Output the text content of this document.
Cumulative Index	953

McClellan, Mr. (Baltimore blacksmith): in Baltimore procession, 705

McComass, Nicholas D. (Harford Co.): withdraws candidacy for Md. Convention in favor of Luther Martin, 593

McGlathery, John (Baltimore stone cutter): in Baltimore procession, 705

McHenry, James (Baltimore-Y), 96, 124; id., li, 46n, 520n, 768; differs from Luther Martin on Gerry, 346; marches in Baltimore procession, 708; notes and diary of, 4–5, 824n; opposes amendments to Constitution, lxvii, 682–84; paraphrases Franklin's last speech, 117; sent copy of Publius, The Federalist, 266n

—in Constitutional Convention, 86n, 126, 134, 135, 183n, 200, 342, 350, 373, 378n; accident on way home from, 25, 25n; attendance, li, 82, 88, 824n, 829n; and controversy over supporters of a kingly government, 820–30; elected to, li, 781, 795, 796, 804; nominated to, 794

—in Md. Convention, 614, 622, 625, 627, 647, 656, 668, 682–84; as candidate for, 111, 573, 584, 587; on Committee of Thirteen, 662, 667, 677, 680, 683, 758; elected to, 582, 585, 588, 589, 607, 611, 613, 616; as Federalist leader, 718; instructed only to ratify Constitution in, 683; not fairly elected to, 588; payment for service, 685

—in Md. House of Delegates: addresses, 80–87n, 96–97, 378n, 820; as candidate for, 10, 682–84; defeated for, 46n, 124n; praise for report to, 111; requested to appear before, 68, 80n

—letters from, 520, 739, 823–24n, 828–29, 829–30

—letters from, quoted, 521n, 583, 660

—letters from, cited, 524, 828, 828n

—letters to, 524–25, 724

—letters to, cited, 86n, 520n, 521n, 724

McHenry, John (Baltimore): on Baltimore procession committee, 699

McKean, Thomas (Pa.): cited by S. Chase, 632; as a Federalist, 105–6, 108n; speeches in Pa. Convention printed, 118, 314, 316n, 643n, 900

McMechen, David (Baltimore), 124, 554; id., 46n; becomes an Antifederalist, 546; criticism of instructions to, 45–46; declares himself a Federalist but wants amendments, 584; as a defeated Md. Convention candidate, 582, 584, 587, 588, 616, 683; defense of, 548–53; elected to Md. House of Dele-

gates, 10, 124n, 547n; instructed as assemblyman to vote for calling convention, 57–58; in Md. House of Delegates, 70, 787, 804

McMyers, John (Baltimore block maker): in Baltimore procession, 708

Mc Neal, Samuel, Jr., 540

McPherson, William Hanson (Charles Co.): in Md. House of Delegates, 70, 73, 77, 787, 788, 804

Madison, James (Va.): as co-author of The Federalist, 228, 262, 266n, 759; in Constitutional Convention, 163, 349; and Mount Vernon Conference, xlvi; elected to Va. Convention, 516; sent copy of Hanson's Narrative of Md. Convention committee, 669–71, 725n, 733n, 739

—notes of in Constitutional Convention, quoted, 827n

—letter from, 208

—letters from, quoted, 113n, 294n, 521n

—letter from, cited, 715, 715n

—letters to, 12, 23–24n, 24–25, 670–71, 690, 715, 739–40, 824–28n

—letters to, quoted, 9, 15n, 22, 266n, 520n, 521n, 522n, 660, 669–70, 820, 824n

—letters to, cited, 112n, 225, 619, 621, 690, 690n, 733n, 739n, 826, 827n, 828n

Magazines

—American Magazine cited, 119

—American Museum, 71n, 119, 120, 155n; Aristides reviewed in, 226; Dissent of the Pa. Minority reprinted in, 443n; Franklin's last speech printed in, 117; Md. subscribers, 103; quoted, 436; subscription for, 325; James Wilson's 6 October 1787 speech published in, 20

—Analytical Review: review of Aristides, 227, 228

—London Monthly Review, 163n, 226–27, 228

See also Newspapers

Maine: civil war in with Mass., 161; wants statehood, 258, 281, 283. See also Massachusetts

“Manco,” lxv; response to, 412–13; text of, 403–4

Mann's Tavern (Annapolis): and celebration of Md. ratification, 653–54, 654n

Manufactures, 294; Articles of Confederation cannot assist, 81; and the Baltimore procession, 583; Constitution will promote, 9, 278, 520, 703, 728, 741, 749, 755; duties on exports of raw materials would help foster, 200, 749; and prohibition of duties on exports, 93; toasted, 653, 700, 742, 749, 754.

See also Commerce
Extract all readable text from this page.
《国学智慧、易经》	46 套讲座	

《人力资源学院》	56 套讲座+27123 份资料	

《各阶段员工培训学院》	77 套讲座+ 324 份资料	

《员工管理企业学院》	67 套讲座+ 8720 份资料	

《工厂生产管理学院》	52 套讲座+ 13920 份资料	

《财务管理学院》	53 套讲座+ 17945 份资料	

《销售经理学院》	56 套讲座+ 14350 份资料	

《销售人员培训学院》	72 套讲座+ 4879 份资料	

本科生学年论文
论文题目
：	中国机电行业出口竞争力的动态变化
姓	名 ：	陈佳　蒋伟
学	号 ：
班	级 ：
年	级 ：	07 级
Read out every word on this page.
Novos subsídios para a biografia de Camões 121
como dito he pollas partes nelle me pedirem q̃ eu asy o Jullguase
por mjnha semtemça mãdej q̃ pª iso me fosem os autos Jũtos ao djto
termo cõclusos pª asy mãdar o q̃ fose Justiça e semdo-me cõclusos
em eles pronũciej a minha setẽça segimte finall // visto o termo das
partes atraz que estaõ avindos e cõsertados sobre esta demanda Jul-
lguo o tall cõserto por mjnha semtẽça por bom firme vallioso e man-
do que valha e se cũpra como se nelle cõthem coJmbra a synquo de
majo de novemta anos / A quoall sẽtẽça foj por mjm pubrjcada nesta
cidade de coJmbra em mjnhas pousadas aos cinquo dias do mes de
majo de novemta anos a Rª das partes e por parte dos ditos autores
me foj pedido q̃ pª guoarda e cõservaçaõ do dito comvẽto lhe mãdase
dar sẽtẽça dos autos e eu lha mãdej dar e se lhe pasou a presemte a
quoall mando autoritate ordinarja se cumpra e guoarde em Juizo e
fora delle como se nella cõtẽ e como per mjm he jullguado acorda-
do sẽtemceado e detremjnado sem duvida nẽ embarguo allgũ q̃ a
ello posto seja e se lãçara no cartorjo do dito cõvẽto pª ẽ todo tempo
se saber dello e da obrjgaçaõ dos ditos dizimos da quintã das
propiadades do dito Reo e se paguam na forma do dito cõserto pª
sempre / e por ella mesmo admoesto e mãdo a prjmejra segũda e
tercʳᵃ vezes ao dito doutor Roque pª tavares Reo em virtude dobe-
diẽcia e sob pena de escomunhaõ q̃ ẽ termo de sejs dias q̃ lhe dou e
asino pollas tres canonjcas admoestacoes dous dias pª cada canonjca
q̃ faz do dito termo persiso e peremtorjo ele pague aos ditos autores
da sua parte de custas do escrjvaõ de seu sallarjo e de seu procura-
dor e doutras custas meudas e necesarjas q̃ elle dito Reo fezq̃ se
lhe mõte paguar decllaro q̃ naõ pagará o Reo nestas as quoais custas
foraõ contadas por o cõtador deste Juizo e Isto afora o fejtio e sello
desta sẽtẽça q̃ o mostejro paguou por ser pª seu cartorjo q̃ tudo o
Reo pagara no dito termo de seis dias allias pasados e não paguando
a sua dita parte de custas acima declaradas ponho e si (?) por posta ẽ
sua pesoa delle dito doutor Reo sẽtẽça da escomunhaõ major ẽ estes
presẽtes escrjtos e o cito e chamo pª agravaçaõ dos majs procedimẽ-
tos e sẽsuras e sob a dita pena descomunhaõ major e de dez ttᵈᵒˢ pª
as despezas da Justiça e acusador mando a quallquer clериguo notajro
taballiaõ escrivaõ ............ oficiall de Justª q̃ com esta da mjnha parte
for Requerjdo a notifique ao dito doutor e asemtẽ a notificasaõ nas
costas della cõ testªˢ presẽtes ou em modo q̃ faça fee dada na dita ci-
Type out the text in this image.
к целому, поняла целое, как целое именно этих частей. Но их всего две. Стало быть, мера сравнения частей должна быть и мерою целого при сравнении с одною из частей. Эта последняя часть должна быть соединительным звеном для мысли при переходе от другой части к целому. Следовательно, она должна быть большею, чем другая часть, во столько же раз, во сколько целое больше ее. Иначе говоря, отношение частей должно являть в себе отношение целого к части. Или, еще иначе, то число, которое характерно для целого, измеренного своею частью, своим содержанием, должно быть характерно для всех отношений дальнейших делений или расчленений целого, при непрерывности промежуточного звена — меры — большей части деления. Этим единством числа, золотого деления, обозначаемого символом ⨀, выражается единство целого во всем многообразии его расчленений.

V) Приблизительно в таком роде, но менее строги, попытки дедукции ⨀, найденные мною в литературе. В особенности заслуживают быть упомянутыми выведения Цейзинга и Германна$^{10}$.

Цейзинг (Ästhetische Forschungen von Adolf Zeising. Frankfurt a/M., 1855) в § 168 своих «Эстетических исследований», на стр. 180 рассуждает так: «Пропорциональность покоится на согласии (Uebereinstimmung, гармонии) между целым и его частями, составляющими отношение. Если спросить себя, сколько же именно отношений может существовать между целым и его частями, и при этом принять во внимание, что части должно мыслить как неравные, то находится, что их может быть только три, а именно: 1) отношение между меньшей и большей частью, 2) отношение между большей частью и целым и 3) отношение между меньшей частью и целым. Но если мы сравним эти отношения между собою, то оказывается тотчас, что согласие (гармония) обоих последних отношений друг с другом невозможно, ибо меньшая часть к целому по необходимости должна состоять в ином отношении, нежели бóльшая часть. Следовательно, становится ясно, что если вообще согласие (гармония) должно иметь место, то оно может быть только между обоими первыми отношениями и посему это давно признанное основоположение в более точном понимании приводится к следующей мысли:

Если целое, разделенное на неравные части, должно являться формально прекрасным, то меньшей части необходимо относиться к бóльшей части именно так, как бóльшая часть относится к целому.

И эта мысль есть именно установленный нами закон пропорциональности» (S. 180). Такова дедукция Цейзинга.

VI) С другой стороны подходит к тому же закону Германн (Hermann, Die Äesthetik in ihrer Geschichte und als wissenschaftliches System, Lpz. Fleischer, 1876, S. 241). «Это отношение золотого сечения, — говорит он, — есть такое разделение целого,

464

· · · · · · ·

» **Required task**: Answer with one number: how many lines in the listing hold "pollas".

» **Solution**: 2